■ Выбранный отрывок ■
Роковое воскресенье

26 декабря 1976 года в автокатастрофе трагически погибли Председатель Президиума Верховного Совета БССР Федор Сурганов и командующий авиацией Белорусского военного округа Леонид Беда.
26 декабря 1976 года в автокатастрофе трагически погибли Председатель Президиума Верховного Совета БССР Федор Сурганов и командующий авиацией Белорусского военного округа Леонид Беда. Об этом скупо говорится в нашей исторической литературе, хотя имена погибших увековечены в названиях минских улиц, занесены в энциклопедические словари.

Накануне очередной годовщины той страшной трагедии в брестский корреспондентский пункт "СБ" позвонил полковник КГБ в отставке Алексей Захарович Кривошеин. Ветеран спецслужб заявил, что был одним из последних, кто видел этих руководителей в живых и общался с ними за два часа до их гибели. "Насколько я в курсе, - сказал полковник, - события, предшествующие трагедии, до сих пор широкой аудитории не оглашались. Сегодня, на мой взгляд, уже нет причин для хранения подобной тайны..." Вот что рассказал Алексей Захарович.

- В тот роковой воскресный день - 26 декабря 1976 года - мне, начальнику Особого отдела КГБ по Брестскому гарнизону, и начальнику управления КГБ по Брестской области Леониду Гостевскому предстояло выехать в Пружаны, на военный аэродром Засимовичи. Тогда на его базе дислоцировался 225-й отдельный вертолетный полк, вооруженный новейшими вертолетами Ми-24. Аэродром, способный принимать воздушные суда практически любого класса, мог показаться слишком большой роскошью для одного полка. Но место для дислокации аэродрома военные вряд ли связывали с планами укрепления западных рубежей страны. Определяющим фактором здесь было соседство с Беловежской пущей, куда с аэродрома ведет прекрасная автомобильная дорога. От вертолетчиков требовалось поддерживать его в постоянной готовности, а мы, сотрудники КГБ, обеспечивали безопасность основных его пользователей - гостей пущи из числа так называемых "охраняемых лиц", прибывавших сюда отнюдь не на вертолетах.

На этот раз нам с коллегой предстояло отправить из пущи гостившее там высшее руководство республики - первого секретаря ЦК КПБ Петра Машерова, Председателя Президиума Верховного Совета БССР Федора Сурганова и Председателя Совмина БССР Тихона Киселева. Для рядовых граждан республики оставался секретом тот факт, что они уже почти неделю разделяли тут компанию с родным братом Фиделя Кастро - Раулем, занимавшим тогда должности второго секретаря ЦК Компартии Кубы, председателя Госсовета и председателя Совмина этой дружественной СССР страны.

■ Задание 1 ■
По выбранному отрывку объясните, почему военный аэродром Засимовичи был размещен именно в этом месте.

■ Данные для обработки ■
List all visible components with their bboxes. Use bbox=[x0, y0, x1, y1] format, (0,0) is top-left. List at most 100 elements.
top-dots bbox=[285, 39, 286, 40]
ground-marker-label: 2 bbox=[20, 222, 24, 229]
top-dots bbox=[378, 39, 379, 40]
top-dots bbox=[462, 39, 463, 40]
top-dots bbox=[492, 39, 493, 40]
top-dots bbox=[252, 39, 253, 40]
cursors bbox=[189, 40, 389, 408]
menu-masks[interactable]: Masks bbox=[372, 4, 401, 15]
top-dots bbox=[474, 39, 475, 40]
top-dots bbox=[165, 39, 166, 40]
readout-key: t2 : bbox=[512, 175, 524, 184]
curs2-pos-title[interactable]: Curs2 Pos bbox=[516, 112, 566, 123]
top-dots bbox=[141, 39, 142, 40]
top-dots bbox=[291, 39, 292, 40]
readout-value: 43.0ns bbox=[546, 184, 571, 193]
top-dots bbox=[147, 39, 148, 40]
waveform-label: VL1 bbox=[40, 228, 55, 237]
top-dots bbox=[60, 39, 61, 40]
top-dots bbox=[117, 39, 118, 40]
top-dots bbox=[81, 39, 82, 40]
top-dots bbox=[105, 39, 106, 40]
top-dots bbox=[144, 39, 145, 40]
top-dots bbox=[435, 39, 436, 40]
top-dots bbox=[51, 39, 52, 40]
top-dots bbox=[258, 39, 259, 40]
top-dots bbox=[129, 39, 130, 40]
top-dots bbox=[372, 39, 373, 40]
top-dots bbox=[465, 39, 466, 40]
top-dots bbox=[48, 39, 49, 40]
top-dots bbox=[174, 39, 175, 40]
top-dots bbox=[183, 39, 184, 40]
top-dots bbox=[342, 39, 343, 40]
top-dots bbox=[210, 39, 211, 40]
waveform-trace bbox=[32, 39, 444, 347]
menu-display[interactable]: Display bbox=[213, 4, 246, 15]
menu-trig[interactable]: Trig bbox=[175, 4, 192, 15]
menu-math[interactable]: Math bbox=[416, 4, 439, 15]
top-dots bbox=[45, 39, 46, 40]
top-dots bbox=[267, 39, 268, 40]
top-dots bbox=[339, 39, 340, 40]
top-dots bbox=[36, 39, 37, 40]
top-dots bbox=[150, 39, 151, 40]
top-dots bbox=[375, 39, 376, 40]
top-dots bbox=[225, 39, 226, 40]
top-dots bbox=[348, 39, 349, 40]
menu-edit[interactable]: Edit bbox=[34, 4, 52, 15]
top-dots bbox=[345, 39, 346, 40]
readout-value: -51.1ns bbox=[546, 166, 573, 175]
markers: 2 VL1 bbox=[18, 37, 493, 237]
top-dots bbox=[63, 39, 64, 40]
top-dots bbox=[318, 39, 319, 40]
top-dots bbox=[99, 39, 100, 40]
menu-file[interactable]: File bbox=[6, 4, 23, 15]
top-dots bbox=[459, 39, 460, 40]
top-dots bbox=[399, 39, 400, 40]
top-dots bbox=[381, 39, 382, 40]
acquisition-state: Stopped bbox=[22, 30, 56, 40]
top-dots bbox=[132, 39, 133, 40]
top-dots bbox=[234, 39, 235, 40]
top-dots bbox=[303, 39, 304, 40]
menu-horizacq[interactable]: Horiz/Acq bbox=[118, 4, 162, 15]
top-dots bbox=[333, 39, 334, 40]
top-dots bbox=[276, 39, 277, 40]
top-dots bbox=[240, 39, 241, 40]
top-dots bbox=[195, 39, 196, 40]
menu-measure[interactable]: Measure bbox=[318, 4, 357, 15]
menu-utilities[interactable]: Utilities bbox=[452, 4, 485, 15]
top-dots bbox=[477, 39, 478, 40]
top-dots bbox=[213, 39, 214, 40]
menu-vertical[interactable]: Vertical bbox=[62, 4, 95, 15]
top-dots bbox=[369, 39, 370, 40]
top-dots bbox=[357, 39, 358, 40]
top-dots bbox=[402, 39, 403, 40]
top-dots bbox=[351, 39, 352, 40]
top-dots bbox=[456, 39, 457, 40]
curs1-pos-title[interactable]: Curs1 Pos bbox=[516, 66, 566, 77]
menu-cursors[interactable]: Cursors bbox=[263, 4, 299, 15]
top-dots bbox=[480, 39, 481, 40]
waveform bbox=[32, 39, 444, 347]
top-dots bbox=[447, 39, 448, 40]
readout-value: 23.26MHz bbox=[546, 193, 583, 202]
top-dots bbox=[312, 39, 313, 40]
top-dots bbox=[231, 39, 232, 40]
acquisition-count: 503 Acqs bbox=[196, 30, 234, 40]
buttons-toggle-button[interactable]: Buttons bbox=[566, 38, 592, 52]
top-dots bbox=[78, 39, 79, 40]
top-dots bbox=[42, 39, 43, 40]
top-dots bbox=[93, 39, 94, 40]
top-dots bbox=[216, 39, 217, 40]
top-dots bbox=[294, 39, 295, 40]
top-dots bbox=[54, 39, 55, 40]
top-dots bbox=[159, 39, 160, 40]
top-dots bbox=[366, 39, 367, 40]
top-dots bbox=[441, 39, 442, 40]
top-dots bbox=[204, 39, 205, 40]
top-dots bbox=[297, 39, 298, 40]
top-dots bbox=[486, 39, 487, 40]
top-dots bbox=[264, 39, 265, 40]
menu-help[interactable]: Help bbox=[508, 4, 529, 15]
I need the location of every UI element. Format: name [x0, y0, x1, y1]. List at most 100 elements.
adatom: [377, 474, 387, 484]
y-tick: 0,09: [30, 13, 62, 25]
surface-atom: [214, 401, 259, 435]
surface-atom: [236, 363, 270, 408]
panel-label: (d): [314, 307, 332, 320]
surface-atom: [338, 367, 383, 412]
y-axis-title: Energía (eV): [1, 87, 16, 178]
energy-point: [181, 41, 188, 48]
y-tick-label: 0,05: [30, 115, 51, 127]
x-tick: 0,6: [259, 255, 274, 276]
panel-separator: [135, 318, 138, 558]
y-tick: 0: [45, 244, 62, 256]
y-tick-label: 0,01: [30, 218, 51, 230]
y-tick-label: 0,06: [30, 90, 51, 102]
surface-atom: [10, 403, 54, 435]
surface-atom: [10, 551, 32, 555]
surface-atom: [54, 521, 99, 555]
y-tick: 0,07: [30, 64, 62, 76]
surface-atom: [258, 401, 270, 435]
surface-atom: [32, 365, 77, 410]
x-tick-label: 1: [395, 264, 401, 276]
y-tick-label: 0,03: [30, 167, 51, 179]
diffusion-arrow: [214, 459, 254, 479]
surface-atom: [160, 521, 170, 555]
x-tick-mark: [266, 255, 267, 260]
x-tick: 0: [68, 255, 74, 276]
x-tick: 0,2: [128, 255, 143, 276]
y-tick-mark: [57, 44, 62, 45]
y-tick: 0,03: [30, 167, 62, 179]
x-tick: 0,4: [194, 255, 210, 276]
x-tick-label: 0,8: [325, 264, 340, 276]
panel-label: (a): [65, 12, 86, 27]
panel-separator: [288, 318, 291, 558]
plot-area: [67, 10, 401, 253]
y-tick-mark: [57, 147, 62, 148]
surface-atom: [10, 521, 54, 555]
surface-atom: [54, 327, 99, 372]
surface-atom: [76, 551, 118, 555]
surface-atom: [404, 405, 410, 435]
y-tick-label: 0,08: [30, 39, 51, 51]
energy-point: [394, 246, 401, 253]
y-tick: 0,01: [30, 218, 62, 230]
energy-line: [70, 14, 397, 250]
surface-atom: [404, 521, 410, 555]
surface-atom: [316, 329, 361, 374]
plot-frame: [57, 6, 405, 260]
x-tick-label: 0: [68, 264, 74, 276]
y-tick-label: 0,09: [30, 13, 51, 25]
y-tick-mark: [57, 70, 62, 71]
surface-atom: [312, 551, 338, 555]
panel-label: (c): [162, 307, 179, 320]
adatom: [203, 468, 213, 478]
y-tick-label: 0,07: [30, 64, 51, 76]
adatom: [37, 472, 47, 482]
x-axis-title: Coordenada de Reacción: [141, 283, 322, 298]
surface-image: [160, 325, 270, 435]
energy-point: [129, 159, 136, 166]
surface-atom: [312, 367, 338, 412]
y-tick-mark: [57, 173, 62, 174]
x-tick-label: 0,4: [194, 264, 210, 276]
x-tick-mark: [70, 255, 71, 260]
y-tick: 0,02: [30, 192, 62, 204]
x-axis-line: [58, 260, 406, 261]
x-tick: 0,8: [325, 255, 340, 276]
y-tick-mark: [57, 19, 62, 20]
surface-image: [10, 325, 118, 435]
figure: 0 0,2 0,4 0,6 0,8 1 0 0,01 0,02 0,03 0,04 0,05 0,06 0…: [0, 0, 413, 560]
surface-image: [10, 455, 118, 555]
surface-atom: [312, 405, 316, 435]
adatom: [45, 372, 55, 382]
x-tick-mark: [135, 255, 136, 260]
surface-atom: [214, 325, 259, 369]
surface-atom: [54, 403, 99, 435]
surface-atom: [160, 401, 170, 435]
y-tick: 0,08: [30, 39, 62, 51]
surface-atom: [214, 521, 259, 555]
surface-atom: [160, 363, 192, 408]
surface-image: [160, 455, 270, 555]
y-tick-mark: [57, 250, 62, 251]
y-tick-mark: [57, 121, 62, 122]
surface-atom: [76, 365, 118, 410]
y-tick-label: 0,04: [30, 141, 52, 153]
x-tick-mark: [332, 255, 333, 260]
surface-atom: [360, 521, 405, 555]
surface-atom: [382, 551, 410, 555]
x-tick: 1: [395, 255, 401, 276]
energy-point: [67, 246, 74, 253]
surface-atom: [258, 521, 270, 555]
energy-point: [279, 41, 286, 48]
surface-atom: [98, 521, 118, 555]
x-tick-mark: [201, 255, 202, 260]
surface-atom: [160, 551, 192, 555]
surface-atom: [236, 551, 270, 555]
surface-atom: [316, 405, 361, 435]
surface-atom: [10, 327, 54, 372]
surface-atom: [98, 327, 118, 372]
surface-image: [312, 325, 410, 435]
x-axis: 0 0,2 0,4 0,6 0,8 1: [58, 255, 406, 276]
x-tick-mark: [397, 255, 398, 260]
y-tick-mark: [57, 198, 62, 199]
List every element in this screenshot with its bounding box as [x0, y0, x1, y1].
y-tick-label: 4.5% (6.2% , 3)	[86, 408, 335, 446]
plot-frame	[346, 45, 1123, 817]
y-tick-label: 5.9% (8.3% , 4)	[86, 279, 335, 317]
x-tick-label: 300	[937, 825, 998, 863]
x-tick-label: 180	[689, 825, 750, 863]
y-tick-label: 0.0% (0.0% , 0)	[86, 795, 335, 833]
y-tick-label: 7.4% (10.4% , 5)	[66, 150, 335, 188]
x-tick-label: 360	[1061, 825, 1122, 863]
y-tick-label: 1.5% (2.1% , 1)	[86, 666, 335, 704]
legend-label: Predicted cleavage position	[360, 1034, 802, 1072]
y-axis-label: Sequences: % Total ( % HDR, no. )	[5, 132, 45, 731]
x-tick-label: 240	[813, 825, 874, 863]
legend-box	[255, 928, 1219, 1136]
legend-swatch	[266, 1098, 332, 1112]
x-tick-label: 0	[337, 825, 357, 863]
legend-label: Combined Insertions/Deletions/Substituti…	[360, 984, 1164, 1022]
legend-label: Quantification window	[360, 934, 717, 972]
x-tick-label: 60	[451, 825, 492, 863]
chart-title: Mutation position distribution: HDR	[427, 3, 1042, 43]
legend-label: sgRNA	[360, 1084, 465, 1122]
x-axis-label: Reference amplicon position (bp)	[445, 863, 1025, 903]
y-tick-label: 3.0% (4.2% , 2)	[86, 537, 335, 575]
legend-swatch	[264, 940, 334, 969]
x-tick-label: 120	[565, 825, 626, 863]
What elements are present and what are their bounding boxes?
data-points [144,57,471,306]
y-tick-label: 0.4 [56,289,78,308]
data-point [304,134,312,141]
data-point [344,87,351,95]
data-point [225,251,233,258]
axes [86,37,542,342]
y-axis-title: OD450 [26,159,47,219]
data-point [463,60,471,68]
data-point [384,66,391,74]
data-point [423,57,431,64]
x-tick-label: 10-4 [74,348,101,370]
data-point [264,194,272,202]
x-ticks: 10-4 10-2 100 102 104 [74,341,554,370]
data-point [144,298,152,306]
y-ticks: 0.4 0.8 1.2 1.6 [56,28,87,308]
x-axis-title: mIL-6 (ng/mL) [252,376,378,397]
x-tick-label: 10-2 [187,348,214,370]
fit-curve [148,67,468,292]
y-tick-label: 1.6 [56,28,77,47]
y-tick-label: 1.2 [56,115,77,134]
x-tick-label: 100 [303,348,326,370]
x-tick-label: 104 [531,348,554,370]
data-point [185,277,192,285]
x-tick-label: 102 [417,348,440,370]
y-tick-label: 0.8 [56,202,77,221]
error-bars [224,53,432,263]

■ Задание 2 ■
Оформите в виде таблицы Markdown строки листинга, начиная с первой строки и заканчивая строкой, где есть «top-dots bbox=[165, 39, 166, 40]», включительно. Столбцы назовите «Номер» и «Строка», пустые строки пропустите.

■ Правильный ответ 1 ■
Определяющим фактором было соседство аэродрома с Беловежской пущей, куда с него ведет прекрасная автомобильная дорога. Аэродром служил гостям пущи из числа «охраняемых лиц», а с планами укрепления западных рубежей страны военные его место вряд ли связывали.

■ Правильный ответ 2 ■
| Номер | Строка |
|---|---|
| 1 | List all visible components with their bboxes. Use bbox=[x0, y0, x1, y1] format, (0,0) is top-left. List at most 100 elements. |
| 2 | top-dots bbox=[285, 39, 286, 40] |
| 3 | ground-marker-label: 2 bbox=[20, 222, 24, 229] |
| 4 | top-dots bbox=[378, 39, 379, 40] |
| 5 | top-dots bbox=[462, 39, 463, 40] |
| 6 | top-dots bbox=[492, 39, 493, 40] |
| 7 | top-dots bbox=[252, 39, 253, 40] |
| 8 | cursors bbox=[189, 40, 389, 408] |
| 9 | menu-masks[interactable]: Masks bbox=[372, 4, 401, 15] |
| 10 | top-dots bbox=[474, 39, 475, 40] |
| 11 | top-dots bbox=[165, 39, 166, 40] |